#### [What is asked]
From the listing that follows, output everything exactly except the pictures.

#### [Record extracts]
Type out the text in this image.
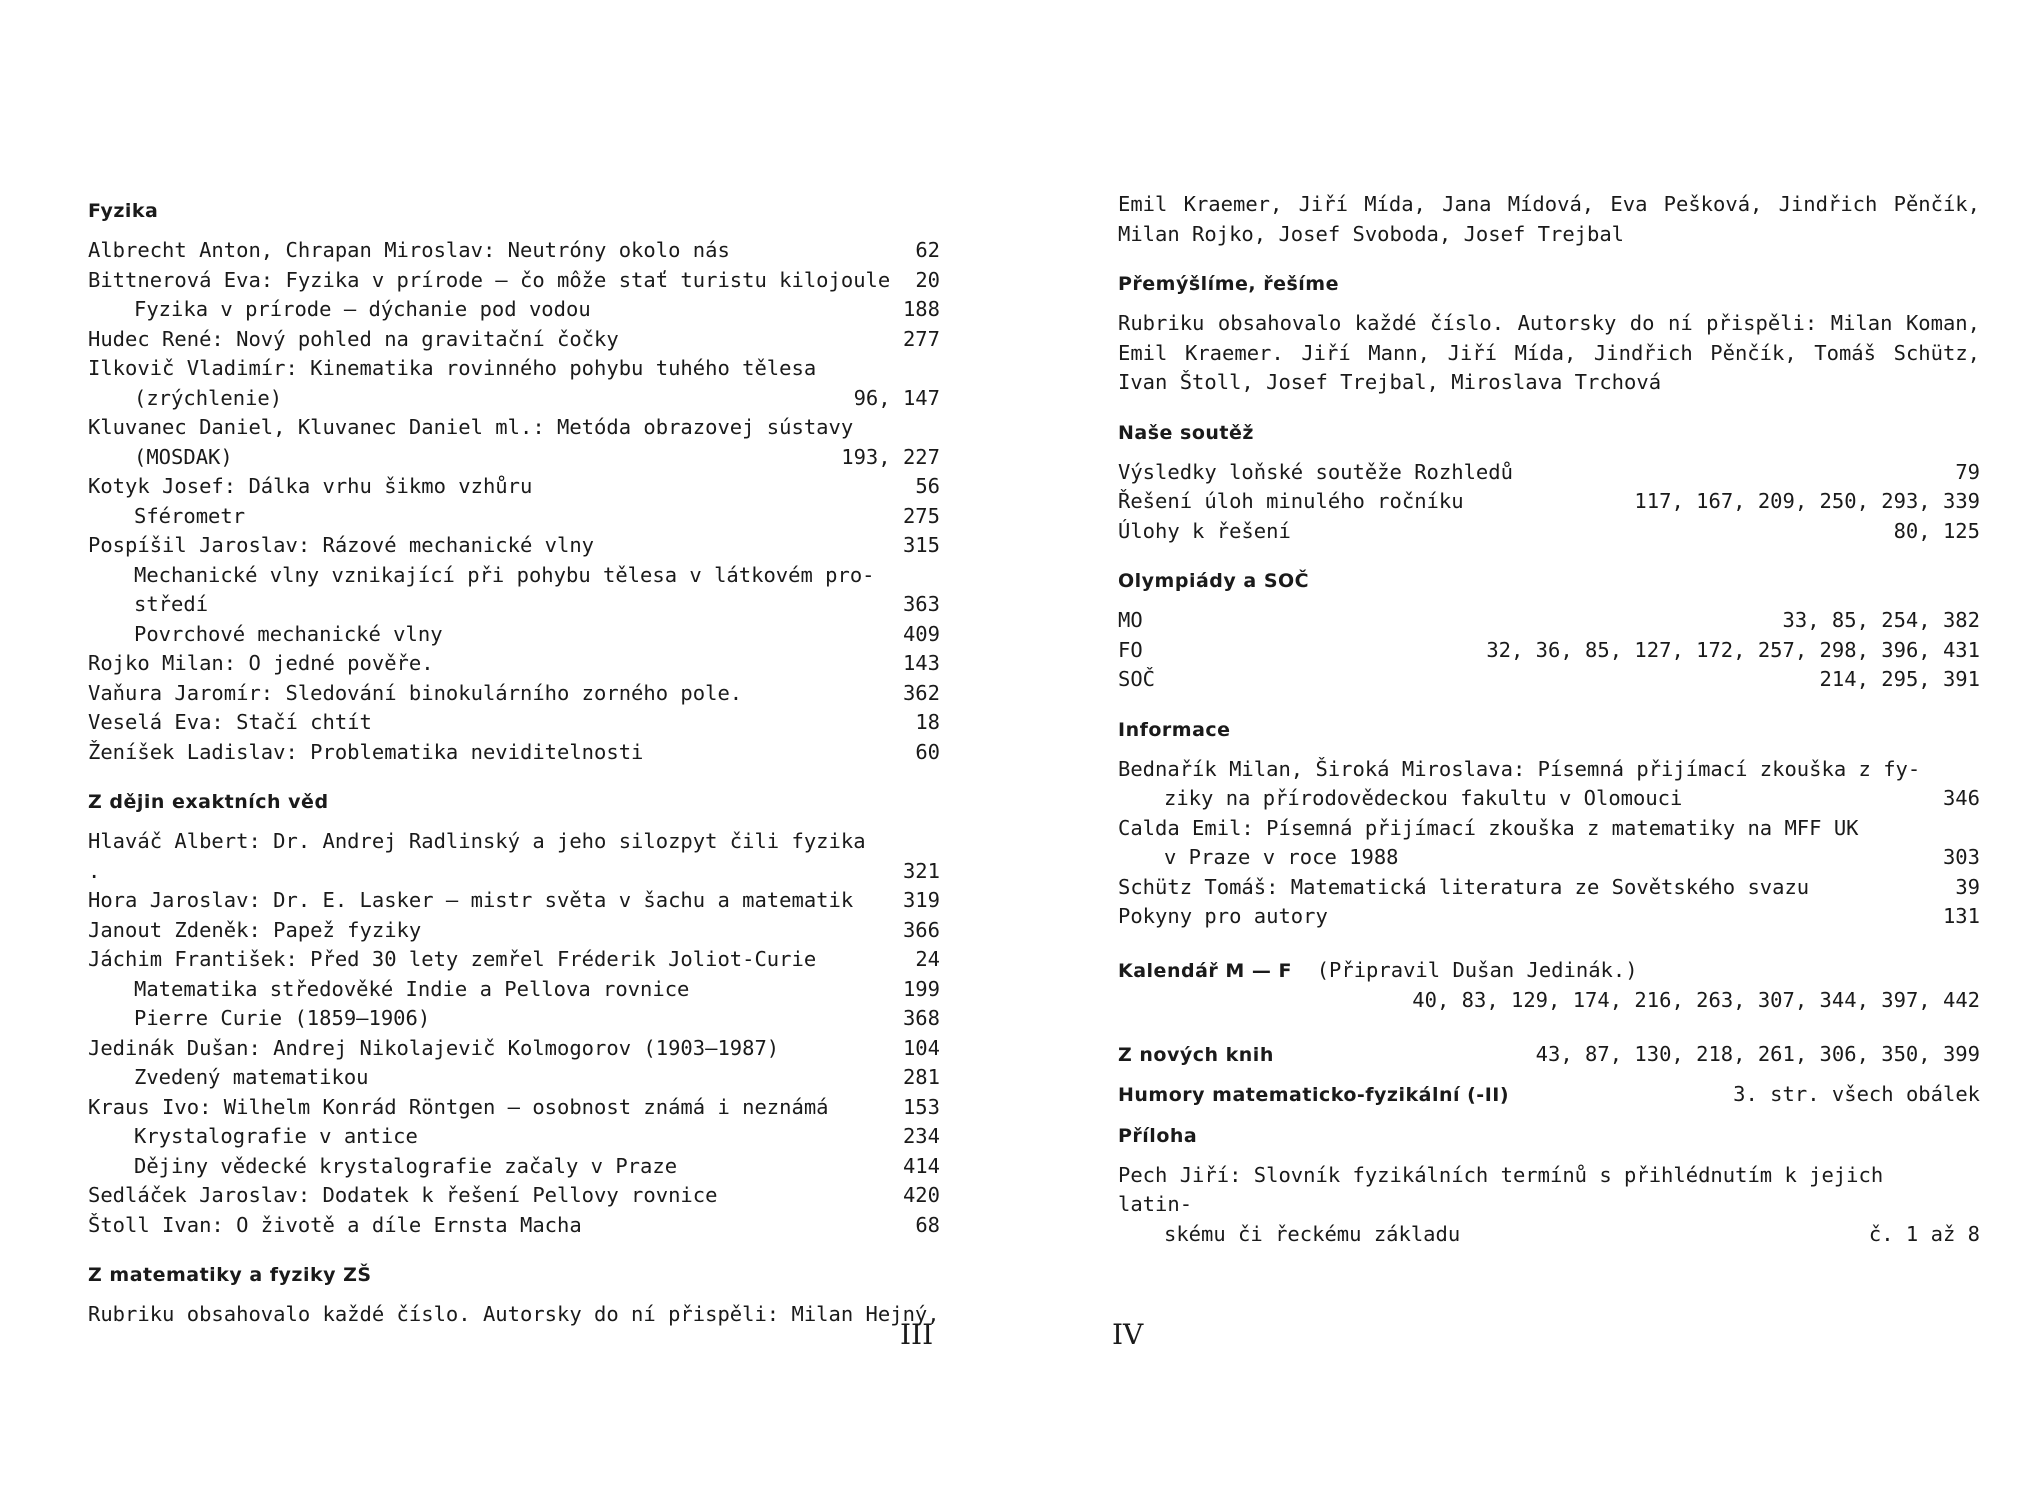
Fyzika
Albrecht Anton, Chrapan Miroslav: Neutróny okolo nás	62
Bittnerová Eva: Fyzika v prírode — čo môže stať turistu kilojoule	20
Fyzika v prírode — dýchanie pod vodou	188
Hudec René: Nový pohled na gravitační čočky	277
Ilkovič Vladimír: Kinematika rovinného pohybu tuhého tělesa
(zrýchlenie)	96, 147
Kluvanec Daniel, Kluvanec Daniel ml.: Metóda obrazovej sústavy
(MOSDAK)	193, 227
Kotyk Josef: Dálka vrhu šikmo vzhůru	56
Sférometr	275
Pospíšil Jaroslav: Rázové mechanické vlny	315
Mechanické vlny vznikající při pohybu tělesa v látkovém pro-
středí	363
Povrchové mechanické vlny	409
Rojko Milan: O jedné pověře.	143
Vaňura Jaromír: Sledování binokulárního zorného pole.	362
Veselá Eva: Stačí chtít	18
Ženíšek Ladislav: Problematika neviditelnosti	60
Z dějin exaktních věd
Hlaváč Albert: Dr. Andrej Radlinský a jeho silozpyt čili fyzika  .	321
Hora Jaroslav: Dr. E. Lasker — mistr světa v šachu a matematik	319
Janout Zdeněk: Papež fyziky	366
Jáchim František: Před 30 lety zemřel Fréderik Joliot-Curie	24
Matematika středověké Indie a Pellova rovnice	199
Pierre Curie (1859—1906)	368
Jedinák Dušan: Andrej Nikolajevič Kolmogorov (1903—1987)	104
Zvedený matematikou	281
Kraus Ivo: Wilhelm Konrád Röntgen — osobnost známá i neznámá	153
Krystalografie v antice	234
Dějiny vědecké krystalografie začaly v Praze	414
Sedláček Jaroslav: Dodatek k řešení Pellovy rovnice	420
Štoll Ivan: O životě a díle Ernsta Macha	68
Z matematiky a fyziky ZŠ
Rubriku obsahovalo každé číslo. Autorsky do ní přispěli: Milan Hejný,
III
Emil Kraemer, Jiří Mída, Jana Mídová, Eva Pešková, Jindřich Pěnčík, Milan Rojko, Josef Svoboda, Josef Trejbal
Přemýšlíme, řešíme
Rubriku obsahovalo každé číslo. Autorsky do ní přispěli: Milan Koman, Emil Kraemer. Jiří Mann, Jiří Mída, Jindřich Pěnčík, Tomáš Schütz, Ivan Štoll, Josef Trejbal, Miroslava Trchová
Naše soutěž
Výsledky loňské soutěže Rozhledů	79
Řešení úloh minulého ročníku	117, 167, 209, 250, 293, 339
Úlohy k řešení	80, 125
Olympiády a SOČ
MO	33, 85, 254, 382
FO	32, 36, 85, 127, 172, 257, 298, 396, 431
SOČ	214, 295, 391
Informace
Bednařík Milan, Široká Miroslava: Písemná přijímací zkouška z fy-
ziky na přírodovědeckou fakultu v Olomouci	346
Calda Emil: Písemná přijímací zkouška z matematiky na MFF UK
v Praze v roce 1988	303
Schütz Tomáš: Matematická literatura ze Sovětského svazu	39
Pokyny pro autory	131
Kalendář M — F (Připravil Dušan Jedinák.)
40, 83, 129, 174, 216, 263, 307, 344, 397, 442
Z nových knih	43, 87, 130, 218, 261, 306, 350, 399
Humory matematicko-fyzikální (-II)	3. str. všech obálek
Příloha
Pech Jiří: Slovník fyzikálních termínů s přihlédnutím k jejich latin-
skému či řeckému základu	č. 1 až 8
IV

#### [Solution for this exercise]
Type out the text in this image.
Fyzika
Albrecht Anton, Chrapan Miroslav: Neutróny okolo nás	62
Bittnerová Eva: Fyzika v prírode — čo môže stať turistu kilojoule	20
Fyzika v prírode — dýchanie pod vodou	188
Hudec René: Nový pohled na gravitační čočky	277
Ilkovič Vladimír: Kinematika rovinného pohybu tuhého tělesa
(zrýchlenie)	96, 147
Kluvanec Daniel, Kluvanec Daniel ml.: Metóda obrazovej sústavy
(MOSDAK)	193, 227
Kotyk Josef: Dálka vrhu šikmo vzhůru	56
Sférometr	275
Pospíšil Jaroslav: Rázové mechanické vlny	315
Mechanické vlny vznikající při pohybu tělesa v látkovém pro-
středí	363
Povrchové mechanické vlny	409
Rojko Milan: O jedné pověře.	143
Vaňura Jaromír: Sledování binokulárního zorného pole.	362
Veselá Eva: Stačí chtít	18
Ženíšek Ladislav: Problematika neviditelnosti	60
Z dějin exaktních věd
Hlaváč Albert: Dr. Andrej Radlinský a jeho silozpyt čili fyzika  .	321
Hora Jaroslav: Dr. E. Lasker — mistr světa v šachu a matematik	319
Janout Zdeněk: Papež fyziky	366
Jáchim František: Před 30 lety zemřel Fréderik Joliot-Curie	24
Matematika středověké Indie a Pellova rovnice	199
Pierre Curie (1859—1906)	368
Jedinák Dušan: Andrej Nikolajevič Kolmogorov (1903—1987)	104
Zvedený matematikou	281
Kraus Ivo: Wilhelm Konrád Röntgen — osobnost známá i neznámá	153
Krystalografie v antice	234
Dějiny vědecké krystalografie začaly v Praze	414
Sedláček Jaroslav: Dodatek k řešení Pellovy rovnice	420
Štoll Ivan: O životě a díle Ernsta Macha	68
Z matematiky a fyziky ZŠ
Rubriku obsahovalo každé číslo. Autorsky do ní přispěli: Milan Hejný,
III
Emil Kraemer, Jiří Mída, Jana Mídová, Eva Pešková, Jindřich Pěnčík, Milan Rojko, Josef Svoboda, Josef Trejbal
Přemýšlíme, řešíme
Rubriku obsahovalo každé číslo. Autorsky do ní přispěli: Milan Koman, Emil Kraemer. Jiří Mann, Jiří Mída, Jindřich Pěnčík, Tomáš Schütz, Ivan Štoll, Josef Trejbal, Miroslava Trchová
Naše soutěž
Výsledky loňské soutěže Rozhledů	79
Řešení úloh minulého ročníku	117, 167, 209, 250, 293, 339
Úlohy k řešení	80, 125
Olympiády a SOČ
MO	33, 85, 254, 382
FO	32, 36, 85, 127, 172, 257, 298, 396, 431
SOČ	214, 295, 391
Informace
Bednařík Milan, Široká Miroslava: Písemná přijímací zkouška z fy-
ziky na přírodovědeckou fakultu v Olomouci	346
Calda Emil: Písemná přijímací zkouška z matematiky na MFF UK
v Praze v roce 1988	303
Schütz Tomáš: Matematická literatura ze Sovětského svazu	39
Pokyny pro autory	131
Kalendář M — F (Připravil Dušan Jedinák.)
40, 83, 129, 174, 216, 263, 307, 344, 397, 442
Z nových knih	43, 87, 130, 218, 261, 306, 350, 399
Humory matematicko-fyzikální (-II)	3. str. všech obálek
Příloha
Pech Jiří: Slovník fyzikálních termínů s přihlédnutím k jejich latin-
skému či řeckému základu	č. 1 až 8
IV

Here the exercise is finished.